Task statement:
Leave the pictures out. Return all other data exactly.

---- Exercise data

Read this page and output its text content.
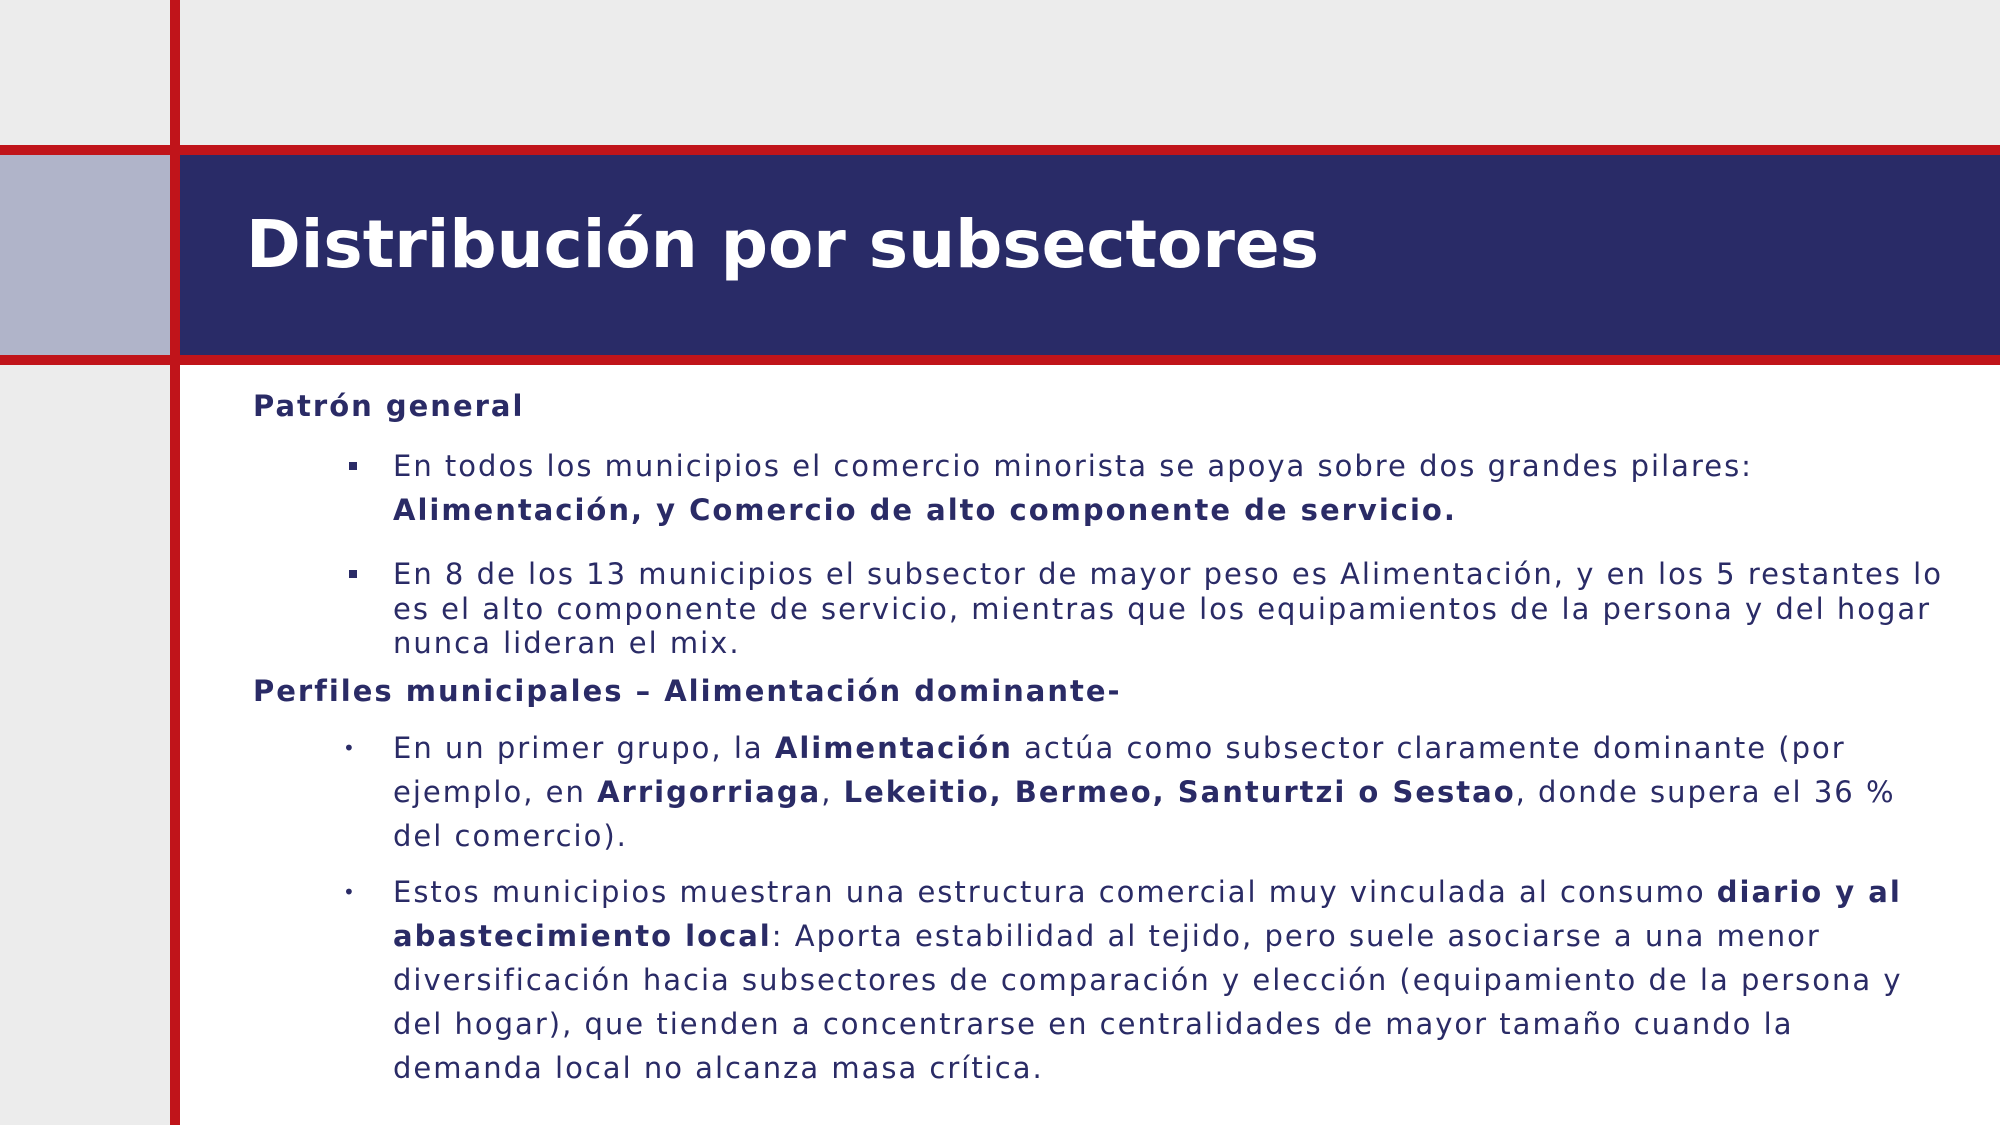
Distribución por subsectores
Patrón general
En todos los municipios el comercio minorista se apoya sobre dos grandes pilares:
Alimentación, y Comercio de alto componente de servicio.
En 8 de los 13 municipios el subsector de mayor peso es Alimentación, y en los 5 restantes lo es el alto componente de servicio, mientras que los equipamientos de la persona y del hogar nunca lideran el mix.
Perfiles municipales – Alimentación dominante-
• En un primer grupo, la Alimentación actúa como subsector claramente dominante (por ejemplo, en Arrigorriaga, Lekeitio, Bermeo, Santurtzi o Sestao, donde supera el 36 % del comercio).
• Estos municipios muestran una estructura comercial muy vinculada al consumo diario y al abastecimiento local: Aporta estabilidad al tejido, pero suele asociarse a una menor diversificación hacia subsectores de comparación y elección (equipamiento de la persona y del hogar), que tienden a concentrarse en centralidades de mayor tamaño cuando la demanda local no alcanza masa crítica.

--------

Full answer:
Read this page and output its text content.
Distribución por subsectores
Patrón general
En todos los municipios el comercio minorista se apoya sobre dos grandes pilares:
Alimentación, y Comercio de alto componente de servicio.
En 8 de los 13 municipios el subsector de mayor peso es Alimentación, y en los 5 restantes lo es el alto componente de servicio, mientras que los equipamientos de la persona y del hogar nunca lideran el mix.
Perfiles municipales – Alimentación dominante-
• En un primer grupo, la Alimentación actúa como subsector claramente dominante (por ejemplo, en Arrigorriaga, Lekeitio, Bermeo, Santurtzi o Sestao, donde supera el 36 % del comercio).
• Estos municipios muestran una estructura comercial muy vinculada al consumo diario y al abastecimiento local: Aporta estabilidad al tejido, pero suele asociarse a una menor diversificación hacia subsectores de comparación y elección (equipamiento de la persona y del hogar), que tienden a concentrarse en centralidades de mayor tamaño cuando la demanda local no alcanza masa crítica.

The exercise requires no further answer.